Dataset items:
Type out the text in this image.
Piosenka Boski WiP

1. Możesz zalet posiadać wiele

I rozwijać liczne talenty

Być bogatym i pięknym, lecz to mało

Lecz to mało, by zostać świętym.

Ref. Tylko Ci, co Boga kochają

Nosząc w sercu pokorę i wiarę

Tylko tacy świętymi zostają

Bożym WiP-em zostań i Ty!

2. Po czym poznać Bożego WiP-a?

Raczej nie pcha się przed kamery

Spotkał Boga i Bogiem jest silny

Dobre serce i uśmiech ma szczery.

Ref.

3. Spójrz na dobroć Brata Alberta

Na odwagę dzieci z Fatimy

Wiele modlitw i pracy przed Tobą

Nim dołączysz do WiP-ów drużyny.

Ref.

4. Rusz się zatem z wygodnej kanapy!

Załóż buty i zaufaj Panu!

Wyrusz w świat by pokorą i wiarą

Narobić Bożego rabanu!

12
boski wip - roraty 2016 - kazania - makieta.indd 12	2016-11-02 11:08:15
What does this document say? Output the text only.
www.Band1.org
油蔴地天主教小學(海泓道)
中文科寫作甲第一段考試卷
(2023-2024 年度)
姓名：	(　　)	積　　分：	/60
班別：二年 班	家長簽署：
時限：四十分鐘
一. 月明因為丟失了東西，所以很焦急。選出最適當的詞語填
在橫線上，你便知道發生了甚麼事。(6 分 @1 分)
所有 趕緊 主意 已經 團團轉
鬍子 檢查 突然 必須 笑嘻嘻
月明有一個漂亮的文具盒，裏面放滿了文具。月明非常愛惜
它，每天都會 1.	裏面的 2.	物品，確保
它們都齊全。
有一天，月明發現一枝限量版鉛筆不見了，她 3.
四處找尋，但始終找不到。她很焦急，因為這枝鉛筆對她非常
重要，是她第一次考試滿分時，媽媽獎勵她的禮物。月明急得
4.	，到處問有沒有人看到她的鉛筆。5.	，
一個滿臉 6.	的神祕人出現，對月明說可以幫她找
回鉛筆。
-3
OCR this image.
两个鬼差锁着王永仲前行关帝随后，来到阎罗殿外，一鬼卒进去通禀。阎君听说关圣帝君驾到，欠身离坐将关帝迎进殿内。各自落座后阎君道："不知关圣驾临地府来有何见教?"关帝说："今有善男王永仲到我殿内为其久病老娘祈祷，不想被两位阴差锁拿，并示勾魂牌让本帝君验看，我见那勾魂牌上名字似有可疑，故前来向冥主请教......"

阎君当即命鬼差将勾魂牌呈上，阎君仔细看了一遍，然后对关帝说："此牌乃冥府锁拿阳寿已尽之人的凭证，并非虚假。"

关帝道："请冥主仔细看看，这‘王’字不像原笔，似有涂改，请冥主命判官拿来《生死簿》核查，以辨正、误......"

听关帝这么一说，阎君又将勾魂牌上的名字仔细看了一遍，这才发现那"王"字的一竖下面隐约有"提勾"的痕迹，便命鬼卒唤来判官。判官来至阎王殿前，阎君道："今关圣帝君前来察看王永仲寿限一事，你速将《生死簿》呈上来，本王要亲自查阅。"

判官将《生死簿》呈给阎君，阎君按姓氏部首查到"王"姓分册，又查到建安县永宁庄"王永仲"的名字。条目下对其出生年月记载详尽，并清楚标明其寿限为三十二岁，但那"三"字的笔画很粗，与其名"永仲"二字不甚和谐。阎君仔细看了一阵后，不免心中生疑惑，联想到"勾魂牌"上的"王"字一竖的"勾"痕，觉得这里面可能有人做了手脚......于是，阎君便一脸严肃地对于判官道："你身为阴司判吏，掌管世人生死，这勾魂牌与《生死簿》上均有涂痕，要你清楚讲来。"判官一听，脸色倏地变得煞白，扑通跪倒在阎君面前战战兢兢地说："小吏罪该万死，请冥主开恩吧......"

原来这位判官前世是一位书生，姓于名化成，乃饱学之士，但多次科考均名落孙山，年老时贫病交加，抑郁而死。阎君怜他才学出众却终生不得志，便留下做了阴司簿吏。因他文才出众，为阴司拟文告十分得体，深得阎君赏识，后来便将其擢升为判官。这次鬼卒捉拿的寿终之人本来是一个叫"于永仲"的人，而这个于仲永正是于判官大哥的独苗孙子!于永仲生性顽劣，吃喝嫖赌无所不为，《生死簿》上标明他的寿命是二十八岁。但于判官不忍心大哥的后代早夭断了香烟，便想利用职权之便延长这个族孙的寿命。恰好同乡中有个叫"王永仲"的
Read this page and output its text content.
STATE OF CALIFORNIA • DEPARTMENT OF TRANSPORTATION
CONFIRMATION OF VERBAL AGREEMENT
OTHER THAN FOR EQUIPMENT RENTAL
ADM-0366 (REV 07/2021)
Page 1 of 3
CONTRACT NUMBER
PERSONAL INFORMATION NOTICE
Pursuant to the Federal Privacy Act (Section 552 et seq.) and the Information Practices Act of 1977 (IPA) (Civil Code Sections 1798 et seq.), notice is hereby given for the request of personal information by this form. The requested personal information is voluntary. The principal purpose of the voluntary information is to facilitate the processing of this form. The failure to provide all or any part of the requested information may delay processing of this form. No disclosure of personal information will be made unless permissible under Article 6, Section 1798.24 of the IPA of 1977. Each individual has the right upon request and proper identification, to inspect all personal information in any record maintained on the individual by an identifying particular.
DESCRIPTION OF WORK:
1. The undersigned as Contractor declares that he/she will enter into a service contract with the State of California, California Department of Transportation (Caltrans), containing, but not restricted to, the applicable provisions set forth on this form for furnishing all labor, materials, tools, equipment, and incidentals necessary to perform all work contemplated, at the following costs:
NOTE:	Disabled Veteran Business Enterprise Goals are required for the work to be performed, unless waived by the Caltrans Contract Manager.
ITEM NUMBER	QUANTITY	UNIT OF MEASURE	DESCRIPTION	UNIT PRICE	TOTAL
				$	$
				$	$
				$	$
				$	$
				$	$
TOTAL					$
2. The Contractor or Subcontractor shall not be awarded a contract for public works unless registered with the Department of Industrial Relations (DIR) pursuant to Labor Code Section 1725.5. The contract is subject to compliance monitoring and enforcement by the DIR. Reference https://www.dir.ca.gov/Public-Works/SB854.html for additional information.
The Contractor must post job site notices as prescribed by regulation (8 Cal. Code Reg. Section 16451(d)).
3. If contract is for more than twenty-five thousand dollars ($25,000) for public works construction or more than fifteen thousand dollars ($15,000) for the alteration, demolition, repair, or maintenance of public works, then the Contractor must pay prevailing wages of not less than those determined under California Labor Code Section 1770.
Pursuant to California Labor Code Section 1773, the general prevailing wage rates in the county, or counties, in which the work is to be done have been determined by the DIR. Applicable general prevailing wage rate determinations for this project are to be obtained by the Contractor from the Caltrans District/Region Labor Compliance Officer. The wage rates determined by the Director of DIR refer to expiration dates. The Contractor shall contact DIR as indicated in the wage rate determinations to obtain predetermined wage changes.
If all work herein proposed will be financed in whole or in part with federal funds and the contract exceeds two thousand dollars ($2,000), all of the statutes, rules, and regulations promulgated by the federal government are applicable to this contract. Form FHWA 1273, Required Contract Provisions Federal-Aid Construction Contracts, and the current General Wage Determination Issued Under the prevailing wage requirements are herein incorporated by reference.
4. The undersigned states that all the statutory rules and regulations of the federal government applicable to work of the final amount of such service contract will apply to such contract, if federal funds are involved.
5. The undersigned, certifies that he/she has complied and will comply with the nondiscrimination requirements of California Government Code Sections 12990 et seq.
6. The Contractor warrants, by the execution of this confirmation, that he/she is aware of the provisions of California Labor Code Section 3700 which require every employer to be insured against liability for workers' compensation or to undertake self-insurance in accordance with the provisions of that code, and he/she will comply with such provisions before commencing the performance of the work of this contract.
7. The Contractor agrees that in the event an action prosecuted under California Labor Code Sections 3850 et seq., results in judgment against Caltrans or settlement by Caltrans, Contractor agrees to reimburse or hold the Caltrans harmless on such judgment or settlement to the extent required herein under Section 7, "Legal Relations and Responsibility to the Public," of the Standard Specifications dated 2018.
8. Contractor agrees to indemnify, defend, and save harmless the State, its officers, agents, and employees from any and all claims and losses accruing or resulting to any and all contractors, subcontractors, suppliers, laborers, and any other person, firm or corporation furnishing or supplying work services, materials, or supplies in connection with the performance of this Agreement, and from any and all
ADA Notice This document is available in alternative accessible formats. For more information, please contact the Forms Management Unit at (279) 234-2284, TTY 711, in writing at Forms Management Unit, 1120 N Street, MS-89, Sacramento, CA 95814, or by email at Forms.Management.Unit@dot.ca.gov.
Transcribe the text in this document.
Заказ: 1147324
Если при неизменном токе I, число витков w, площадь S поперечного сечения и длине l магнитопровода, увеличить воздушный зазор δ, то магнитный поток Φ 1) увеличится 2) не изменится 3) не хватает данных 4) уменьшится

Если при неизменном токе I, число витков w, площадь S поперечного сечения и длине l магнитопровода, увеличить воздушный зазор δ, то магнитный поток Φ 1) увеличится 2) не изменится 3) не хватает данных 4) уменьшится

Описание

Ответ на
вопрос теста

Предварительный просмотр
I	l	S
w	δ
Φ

Your goal: Look through the listing above and count the lines where the string "DESCRIPTION" appears. Report the number only.

Full output: 2